### STATED GOAL
The entries below are to be repeated exactly as they stand.

### MATERIAL SUPPLIED
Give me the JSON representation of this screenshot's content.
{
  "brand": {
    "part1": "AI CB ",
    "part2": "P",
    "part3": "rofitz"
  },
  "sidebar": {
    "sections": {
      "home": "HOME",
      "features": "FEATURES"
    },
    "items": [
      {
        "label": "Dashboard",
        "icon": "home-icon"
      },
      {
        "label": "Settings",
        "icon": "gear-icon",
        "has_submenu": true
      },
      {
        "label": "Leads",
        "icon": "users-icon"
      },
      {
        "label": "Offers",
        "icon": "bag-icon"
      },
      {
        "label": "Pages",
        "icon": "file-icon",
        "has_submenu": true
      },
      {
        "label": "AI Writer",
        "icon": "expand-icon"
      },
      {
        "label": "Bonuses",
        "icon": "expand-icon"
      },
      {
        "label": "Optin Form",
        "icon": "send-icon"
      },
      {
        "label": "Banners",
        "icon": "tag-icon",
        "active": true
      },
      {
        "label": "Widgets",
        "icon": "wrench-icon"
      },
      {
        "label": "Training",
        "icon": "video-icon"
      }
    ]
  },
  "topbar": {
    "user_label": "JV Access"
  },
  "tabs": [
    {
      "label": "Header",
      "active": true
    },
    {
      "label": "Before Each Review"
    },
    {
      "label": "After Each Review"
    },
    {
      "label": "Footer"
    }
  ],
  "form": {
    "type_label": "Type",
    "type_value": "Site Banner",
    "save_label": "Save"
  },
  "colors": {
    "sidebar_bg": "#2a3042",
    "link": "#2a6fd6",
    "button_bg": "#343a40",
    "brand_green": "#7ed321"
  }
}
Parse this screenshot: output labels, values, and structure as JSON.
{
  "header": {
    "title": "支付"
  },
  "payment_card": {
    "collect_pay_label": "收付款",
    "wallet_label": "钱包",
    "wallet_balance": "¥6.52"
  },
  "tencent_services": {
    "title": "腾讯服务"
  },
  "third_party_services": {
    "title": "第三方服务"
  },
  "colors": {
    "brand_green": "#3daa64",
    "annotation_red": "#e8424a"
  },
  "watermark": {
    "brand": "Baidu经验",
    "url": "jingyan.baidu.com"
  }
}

### EXPECTED OUTPUT
Give me the JSON representation of this screenshot's content.
{
  "brand": {
    "part1": "AI CB ",
    "part2": "P",
    "part3": "rofitz"
  },
  "sidebar": {
    "sections": {
      "home": "HOME",
      "features": "FEATURES"
    },
    "items": [
      {
        "label": "Dashboard",
        "icon": "home-icon"
      },
      {
        "label": "Settings",
        "icon": "gear-icon",
        "has_submenu": true
      },
      {
        "label": "Leads",
        "icon": "users-icon"
      },
      {
        "label": "Offers",
        "icon": "bag-icon"
      },
      {
        "label": "Pages",
        "icon": "file-icon",
        "has_submenu": true
      },
      {
        "label": "AI Writer",
        "icon": "expand-icon"
      },
      {
        "label": "Bonuses",
        "icon": "expand-icon"
      },
      {
        "label": "Optin Form",
        "icon": "send-icon"
      },
      {
        "label": "Banners",
        "icon": "tag-icon",
        "active": true
      },
      {
        "label": "Widgets",
        "icon": "wrench-icon"
      },
      {
        "label": "Training",
        "icon": "video-icon"
      }
    ]
  },
  "topbar": {
    "user_label": "JV Access"
  },
  "tabs": [
    {
      "label": "Header",
      "active": true
    },
    {
      "label": "Before Each Review"
    },
    {
      "label": "After Each Review"
    },
    {
      "label": "Footer"
    }
  ],
  "form": {
    "type_label": "Type",
    "type_value": "Site Banner",
    "save_label": "Save"
  },
  "colors": {
    "sidebar_bg": "#2a3042",
    "link": "#2a6fd6",
    "button_bg": "#343a40",
    "brand_green": "#7ed321"
  }
}
Parse this screenshot: output labels, values, and structure as JSON.
{
  "header": {
    "title": "支付"
  },
  "payment_card": {
    "collect_pay_label": "收付款",
    "wallet_label": "钱包",
    "wallet_balance": "¥6.52"
  },
  "tencent_services": {
    "title": "腾讯服务"
  },
  "third_party_services": {
    "title": "第三方服务"
  },
  "colors": {
    "brand_green": "#3daa64",
    "annotation_red": "#e8424a"
  },
  "watermark": {
    "brand": "Baidu经验",
    "url": "jingyan.baidu.com"
  }
}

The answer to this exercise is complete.